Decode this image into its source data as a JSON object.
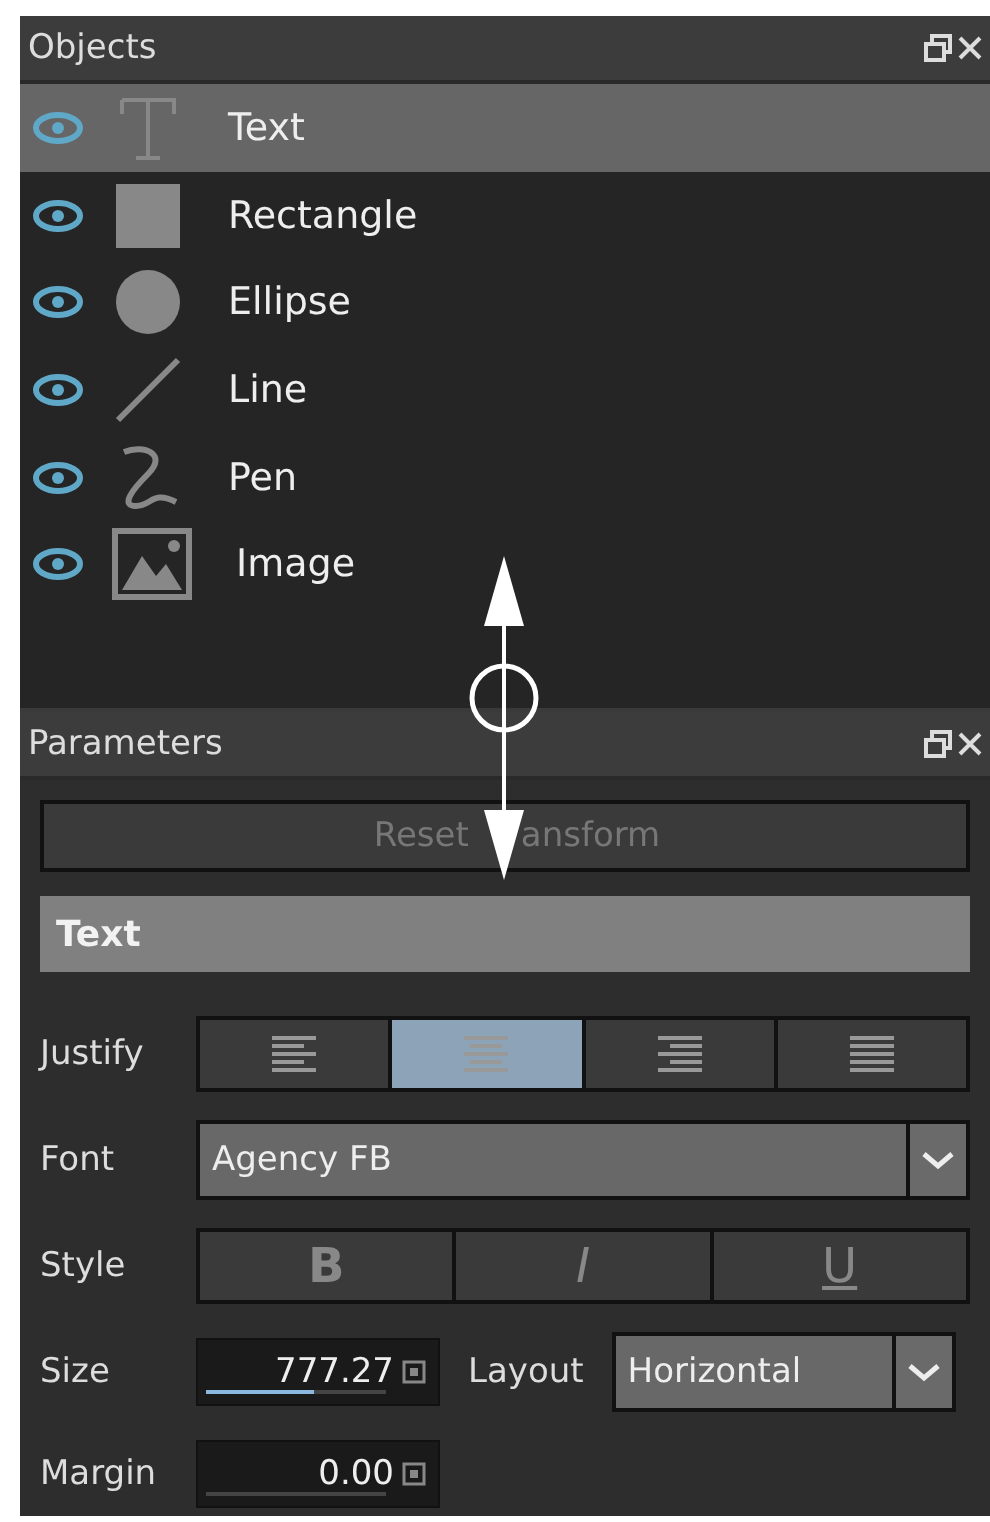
{
  "objects_panel": {
    "title": "Objects",
    "items": [
      {
        "label": "Text",
        "kind": "text",
        "visible": true,
        "selected": true
      },
      {
        "label": "Rectangle",
        "kind": "rectangle",
        "visible": true,
        "selected": false
      },
      {
        "label": "Ellipse",
        "kind": "ellipse",
        "visible": true,
        "selected": false
      },
      {
        "label": "Line",
        "kind": "line",
        "visible": true,
        "selected": false
      },
      {
        "label": "Pen",
        "kind": "pen",
        "visible": true,
        "selected": false
      },
      {
        "label": "Image",
        "kind": "image",
        "visible": true,
        "selected": false
      }
    ]
  },
  "parameters_panel": {
    "title": "Parameters",
    "reset_button": {
      "label_parts": [
        "Reset",
        "ansform"
      ],
      "disabled": true
    },
    "section": "Text",
    "justify": {
      "label": "Justify",
      "options": [
        {
          "kind": "left",
          "selected": false
        },
        {
          "kind": "center",
          "selected": true
        },
        {
          "kind": "right",
          "selected": false
        },
        {
          "kind": "full",
          "selected": false
        }
      ]
    },
    "font": {
      "label": "Font",
      "value": "Agency FB"
    },
    "style": {
      "label": "Style",
      "options": [
        {
          "label": "B",
          "kind": "bold"
        },
        {
          "label": "I",
          "kind": "italic"
        },
        {
          "label": "U",
          "kind": "underline"
        }
      ]
    },
    "size": {
      "label": "Size",
      "value": "777.27",
      "level": 0.6
    },
    "layout": {
      "label": "Layout",
      "value": "Horizontal"
    },
    "margin": {
      "label": "Margin",
      "value": "0.00"
    }
  }
}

Exercise objective >> Make an exact copy of the data, leaving its pictures out.

Exercise response >>
Decode this image into its source data as a JSON object.
{
  "objects_panel": {
    "title": "Objects",
    "items": [
      {
        "label": "Text",
        "kind": "text",
        "visible": true,
        "selected": true
      },
      {
        "label": "Rectangle",
        "kind": "rectangle",
        "visible": true,
        "selected": false
      },
      {
        "label": "Ellipse",
        "kind": "ellipse",
        "visible": true,
        "selected": false
      },
      {
        "label": "Line",
        "kind": "line",
        "visible": true,
        "selected": false
      },
      {
        "label": "Pen",
        "kind": "pen",
        "visible": true,
        "selected": false
      },
      {
        "label": "Image",
        "kind": "image",
        "visible": true,
        "selected": false
      }
    ]
  },
  "parameters_panel": {
    "title": "Parameters",
    "reset_button": {
      "label_parts": [
        "Reset",
        "ansform"
      ],
      "disabled": true
    },
    "section": "Text",
    "justify": {
      "label": "Justify",
      "options": [
        {
          "kind": "left",
          "selected": false
        },
        {
          "kind": "center",
          "selected": true
        },
        {
          "kind": "right",
          "selected": false
        },
        {
          "kind": "full",
          "selected": false
        }
      ]
    },
    "font": {
      "label": "Font",
      "value": "Agency FB"
    },
    "style": {
      "label": "Style",
      "options": [
        {
          "label": "B",
          "kind": "bold"
        },
        {
          "label": "I",
          "kind": "italic"
        },
        {
          "label": "U",
          "kind": "underline"
        }
      ]
    },
    "size": {
      "label": "Size",
      "value": "777.27",
      "level": 0.6
    },
    "layout": {
      "label": "Layout",
      "value": "Horizontal"
    },
    "margin": {
      "label": "Margin",
      "value": "0.00"
    }
  }
}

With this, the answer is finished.